(Figure data in JSON)
------------------------------------------------------------
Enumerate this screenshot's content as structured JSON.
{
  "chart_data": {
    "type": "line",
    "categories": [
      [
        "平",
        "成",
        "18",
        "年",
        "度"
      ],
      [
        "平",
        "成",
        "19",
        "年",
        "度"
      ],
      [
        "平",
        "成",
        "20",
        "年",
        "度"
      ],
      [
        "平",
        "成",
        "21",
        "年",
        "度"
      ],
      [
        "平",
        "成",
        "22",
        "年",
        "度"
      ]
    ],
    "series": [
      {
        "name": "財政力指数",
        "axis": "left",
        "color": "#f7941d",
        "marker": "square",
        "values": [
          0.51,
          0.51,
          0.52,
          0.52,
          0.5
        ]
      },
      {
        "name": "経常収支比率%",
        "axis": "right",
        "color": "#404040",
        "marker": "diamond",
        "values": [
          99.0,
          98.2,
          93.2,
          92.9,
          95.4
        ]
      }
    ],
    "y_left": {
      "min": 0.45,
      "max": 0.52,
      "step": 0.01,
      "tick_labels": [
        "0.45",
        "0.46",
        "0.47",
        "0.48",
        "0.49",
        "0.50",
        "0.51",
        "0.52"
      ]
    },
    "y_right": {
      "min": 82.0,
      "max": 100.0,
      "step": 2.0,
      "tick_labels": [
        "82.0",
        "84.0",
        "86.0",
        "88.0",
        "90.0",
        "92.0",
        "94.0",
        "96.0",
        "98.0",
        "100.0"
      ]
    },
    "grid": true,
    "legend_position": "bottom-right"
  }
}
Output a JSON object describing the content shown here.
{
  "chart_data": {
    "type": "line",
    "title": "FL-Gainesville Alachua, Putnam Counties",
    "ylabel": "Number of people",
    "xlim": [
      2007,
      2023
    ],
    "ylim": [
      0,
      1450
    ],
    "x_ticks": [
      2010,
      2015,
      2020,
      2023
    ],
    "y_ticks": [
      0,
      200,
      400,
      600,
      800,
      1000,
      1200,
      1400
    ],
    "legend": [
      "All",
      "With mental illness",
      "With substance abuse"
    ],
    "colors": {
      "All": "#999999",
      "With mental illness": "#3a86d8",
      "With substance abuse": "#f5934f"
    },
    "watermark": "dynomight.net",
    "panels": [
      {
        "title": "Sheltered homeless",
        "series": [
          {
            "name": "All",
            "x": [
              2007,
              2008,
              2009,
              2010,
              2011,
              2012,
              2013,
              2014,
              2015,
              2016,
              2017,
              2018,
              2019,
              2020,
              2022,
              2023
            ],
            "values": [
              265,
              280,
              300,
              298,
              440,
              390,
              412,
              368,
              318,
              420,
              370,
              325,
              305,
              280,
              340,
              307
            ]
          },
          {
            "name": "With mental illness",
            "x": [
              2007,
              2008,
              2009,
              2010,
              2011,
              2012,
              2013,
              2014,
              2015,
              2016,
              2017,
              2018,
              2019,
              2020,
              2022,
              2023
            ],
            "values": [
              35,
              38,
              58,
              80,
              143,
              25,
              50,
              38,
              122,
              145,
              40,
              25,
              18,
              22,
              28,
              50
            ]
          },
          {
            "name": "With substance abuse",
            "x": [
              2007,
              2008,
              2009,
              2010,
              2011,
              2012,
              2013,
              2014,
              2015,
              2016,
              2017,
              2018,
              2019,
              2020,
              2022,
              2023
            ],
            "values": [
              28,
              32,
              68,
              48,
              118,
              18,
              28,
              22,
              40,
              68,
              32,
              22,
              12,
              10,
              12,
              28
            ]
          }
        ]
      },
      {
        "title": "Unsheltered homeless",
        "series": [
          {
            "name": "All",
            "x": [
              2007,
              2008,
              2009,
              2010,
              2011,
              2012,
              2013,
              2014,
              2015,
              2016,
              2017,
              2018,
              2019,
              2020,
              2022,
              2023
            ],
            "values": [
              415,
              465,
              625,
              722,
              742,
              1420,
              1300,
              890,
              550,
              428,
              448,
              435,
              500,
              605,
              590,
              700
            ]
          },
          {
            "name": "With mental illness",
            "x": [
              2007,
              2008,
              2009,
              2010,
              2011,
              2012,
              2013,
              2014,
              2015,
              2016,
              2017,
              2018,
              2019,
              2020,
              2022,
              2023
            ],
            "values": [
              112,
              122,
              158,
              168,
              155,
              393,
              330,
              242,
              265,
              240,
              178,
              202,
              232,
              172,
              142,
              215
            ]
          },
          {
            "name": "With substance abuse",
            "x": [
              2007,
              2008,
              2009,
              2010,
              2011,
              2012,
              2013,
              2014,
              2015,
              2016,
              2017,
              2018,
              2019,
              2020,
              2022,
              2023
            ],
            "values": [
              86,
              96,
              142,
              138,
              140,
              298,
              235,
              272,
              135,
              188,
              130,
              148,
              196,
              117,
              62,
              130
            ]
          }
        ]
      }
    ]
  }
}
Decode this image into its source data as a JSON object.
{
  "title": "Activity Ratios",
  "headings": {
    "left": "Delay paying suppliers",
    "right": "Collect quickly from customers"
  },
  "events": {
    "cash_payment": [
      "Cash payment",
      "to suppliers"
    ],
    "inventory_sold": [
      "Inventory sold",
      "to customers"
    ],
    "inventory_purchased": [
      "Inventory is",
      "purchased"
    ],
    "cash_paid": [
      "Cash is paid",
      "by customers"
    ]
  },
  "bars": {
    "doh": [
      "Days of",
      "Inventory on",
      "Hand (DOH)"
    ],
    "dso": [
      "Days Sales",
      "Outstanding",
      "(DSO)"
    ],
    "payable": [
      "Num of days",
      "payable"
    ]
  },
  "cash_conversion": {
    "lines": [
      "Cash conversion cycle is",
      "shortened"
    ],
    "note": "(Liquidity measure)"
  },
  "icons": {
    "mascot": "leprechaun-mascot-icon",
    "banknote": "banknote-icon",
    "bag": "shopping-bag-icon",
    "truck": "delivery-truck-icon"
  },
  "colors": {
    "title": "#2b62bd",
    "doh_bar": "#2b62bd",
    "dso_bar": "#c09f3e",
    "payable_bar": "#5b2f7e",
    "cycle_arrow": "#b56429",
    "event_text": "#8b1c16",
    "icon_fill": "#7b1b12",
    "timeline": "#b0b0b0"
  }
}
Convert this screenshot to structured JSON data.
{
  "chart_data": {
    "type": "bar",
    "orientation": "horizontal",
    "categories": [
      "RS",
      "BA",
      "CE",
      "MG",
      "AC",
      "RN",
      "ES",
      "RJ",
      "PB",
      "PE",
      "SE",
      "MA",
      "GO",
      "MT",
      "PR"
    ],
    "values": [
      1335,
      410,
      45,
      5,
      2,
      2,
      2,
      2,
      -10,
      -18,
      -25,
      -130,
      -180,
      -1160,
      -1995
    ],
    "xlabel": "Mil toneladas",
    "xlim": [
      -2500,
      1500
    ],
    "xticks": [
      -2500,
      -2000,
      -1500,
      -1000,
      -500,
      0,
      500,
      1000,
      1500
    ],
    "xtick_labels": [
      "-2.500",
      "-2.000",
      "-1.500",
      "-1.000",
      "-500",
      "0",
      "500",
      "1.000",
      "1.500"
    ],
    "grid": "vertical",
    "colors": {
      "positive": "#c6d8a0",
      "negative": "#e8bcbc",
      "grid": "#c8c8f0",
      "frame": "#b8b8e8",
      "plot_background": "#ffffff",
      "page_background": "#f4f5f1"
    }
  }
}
------------------------------------------------------------
DO THIS :: Transcribe the entire listing above precisely.

OUTPUT BELOW ::
Enumerate this screenshot's content as structured JSON.
{
  "chart_data": {
    "type": "line",
    "categories": [
      [
        "平",
        "成",
        "18",
        "年",
        "度"
      ],
      [
        "平",
        "成",
        "19",
        "年",
        "度"
      ],
      [
        "平",
        "成",
        "20",
        "年",
        "度"
      ],
      [
        "平",
        "成",
        "21",
        "年",
        "度"
      ],
      [
        "平",
        "成",
        "22",
        "年",
        "度"
      ]
    ],
    "series": [
      {
        "name": "財政力指数",
        "axis": "left",
        "color": "#f7941d",
        "marker": "square",
        "values": [
          0.51,
          0.51,
          0.52,
          0.52,
          0.5
        ]
      },
      {
        "name": "経常収支比率%",
        "axis": "right",
        "color": "#404040",
        "marker": "diamond",
        "values": [
          99.0,
          98.2,
          93.2,
          92.9,
          95.4
        ]
      }
    ],
    "y_left": {
      "min": 0.45,
      "max": 0.52,
      "step": 0.01,
      "tick_labels": [
        "0.45",
        "0.46",
        "0.47",
        "0.48",
        "0.49",
        "0.50",
        "0.51",
        "0.52"
      ]
    },
    "y_right": {
      "min": 82.0,
      "max": 100.0,
      "step": 2.0,
      "tick_labels": [
        "82.0",
        "84.0",
        "86.0",
        "88.0",
        "90.0",
        "92.0",
        "94.0",
        "96.0",
        "98.0",
        "100.0"
      ]
    },
    "grid": true,
    "legend_position": "bottom-right"
  }
}
Output a JSON object describing the content shown here.
{
  "chart_data": {
    "type": "line",
    "title": "FL-Gainesville Alachua, Putnam Counties",
    "ylabel": "Number of people",
    "xlim": [
      2007,
      2023
    ],
    "ylim": [
      0,
      1450
    ],
    "x_ticks": [
      2010,
      2015,
      2020,
      2023
    ],
    "y_ticks": [
      0,
      200,
      400,
      600,
      800,
      1000,
      1200,
      1400
    ],
    "legend": [
      "All",
      "With mental illness",
      "With substance abuse"
    ],
    "colors": {
      "All": "#999999",
      "With mental illness": "#3a86d8",
      "With substance abuse": "#f5934f"
    },
    "watermark": "dynomight.net",
    "panels": [
      {
        "title": "Sheltered homeless",
        "series": [
          {
            "name": "All",
            "x": [
              2007,
              2008,
              2009,
              2010,
              2011,
              2012,
              2013,
              2014,
              2015,
              2016,
              2017,
              2018,
              2019,
              2020,
              2022,
              2023
            ],
            "values": [
              265,
              280,
              300,
              298,
              440,
              390,
              412,
              368,
              318,
              420,
              370,
              325,
              305,
              280,
              340,
              307
            ]
          },
          {
            "name": "With mental illness",
            "x": [
              2007,
              2008,
              2009,
              2010,
              2011,
              2012,
              2013,
              2014,
              2015,
              2016,
              2017,
              2018,
              2019,
              2020,
              2022,
              2023
            ],
            "values": [
              35,
              38,
              58,
              80,
              143,
              25,
              50,
              38,
              122,
              145,
              40,
              25,
              18,
              22,
              28,
              50
            ]
          },
          {
            "name": "With substance abuse",
            "x": [
              2007,
              2008,
              2009,
              2010,
              2011,
              2012,
              2013,
              2014,
              2015,
              2016,
              2017,
              2018,
              2019,
              2020,
              2022,
              2023
            ],
            "values": [
              28,
              32,
              68,
              48,
              118,
              18,
              28,
              22,
              40,
              68,
              32,
              22,
              12,
              10,
              12,
              28
            ]
          }
        ]
      },
      {
        "title": "Unsheltered homeless",
        "series": [
          {
            "name": "All",
            "x": [
              2007,
              2008,
              2009,
              2010,
              2011,
              2012,
              2013,
              2014,
              2015,
              2016,
              2017,
              2018,
              2019,
              2020,
              2022,
              2023
            ],
            "values": [
              415,
              465,
              625,
              722,
              742,
              1420,
              1300,
              890,
              550,
              428,
              448,
              435,
              500,
              605,
              590,
              700
            ]
          },
          {
            "name": "With mental illness",
            "x": [
              2007,
              2008,
              2009,
              2010,
              2011,
              2012,
              2013,
              2014,
              2015,
              2016,
              2017,
              2018,
              2019,
              2020,
              2022,
              2023
            ],
            "values": [
              112,
              122,
              158,
              168,
              155,
              393,
              330,
              242,
              265,
              240,
              178,
              202,
              232,
              172,
              142,
              215
            ]
          },
          {
            "name": "With substance abuse",
            "x": [
              2007,
              2008,
              2009,
              2010,
              2011,
              2012,
              2013,
              2014,
              2015,
              2016,
              2017,
              2018,
              2019,
              2020,
              2022,
              2023
            ],
            "values": [
              86,
              96,
              142,
              138,
              140,
              298,
              235,
              272,
              135,
              188,
              130,
              148,
              196,
              117,
              62,
              130
            ]
          }
        ]
      }
    ]
  }
}
Decode this image into its source data as a JSON object.
{
  "title": "Activity Ratios",
  "headings": {
    "left": "Delay paying suppliers",
    "right": "Collect quickly from customers"
  },
  "events": {
    "cash_payment": [
      "Cash payment",
      "to suppliers"
    ],
    "inventory_sold": [
      "Inventory sold",
      "to customers"
    ],
    "inventory_purchased": [
      "Inventory is",
      "purchased"
    ],
    "cash_paid": [
      "Cash is paid",
      "by customers"
    ]
  },
  "bars": {
    "doh": [
      "Days of",
      "Inventory on",
      "Hand (DOH)"
    ],
    "dso": [
      "Days Sales",
      "Outstanding",
      "(DSO)"
    ],
    "payable": [
      "Num of days",
      "payable"
    ]
  },
  "cash_conversion": {
    "lines": [
      "Cash conversion cycle is",
      "shortened"
    ],
    "note": "(Liquidity measure)"
  },
  "icons": {
    "mascot": "leprechaun-mascot-icon",
    "banknote": "banknote-icon",
    "bag": "shopping-bag-icon",
    "truck": "delivery-truck-icon"
  },
  "colors": {
    "title": "#2b62bd",
    "doh_bar": "#2b62bd",
    "dso_bar": "#c09f3e",
    "payable_bar": "#5b2f7e",
    "cycle_arrow": "#b56429",
    "event_text": "#8b1c16",
    "icon_fill": "#7b1b12",
    "timeline": "#b0b0b0"
  }
}
Convert this screenshot to structured JSON data.
{
  "chart_data": {
    "type": "bar",
    "orientation": "horizontal",
    "categories": [
      "RS",
      "BA",
      "CE",
      "MG",
      "AC",
      "RN",
      "ES",
      "RJ",
      "PB",
      "PE",
      "SE",
      "MA",
      "GO",
      "MT",
      "PR"
    ],
    "values": [
      1335,
      410,
      45,
      5,
      2,
      2,
      2,
      2,
      -10,
      -18,
      -25,
      -130,
      -180,
      -1160,
      -1995
    ],
    "xlabel": "Mil toneladas",
    "xlim": [
      -2500,
      1500
    ],
    "xticks": [
      -2500,
      -2000,
      -1500,
      -1000,
      -500,
      0,
      500,
      1000,
      1500
    ],
    "xtick_labels": [
      "-2.500",
      "-2.000",
      "-1.500",
      "-1.000",
      "-500",
      "0",
      "500",
      "1.000",
      "1.500"
    ],
    "grid": "vertical",
    "colors": {
      "positive": "#c6d8a0",
      "negative": "#e8bcbc",
      "grid": "#c8c8f0",
      "frame": "#b8b8e8",
      "plot_background": "#ffffff",
      "page_background": "#f4f5f1"
    }
  }
}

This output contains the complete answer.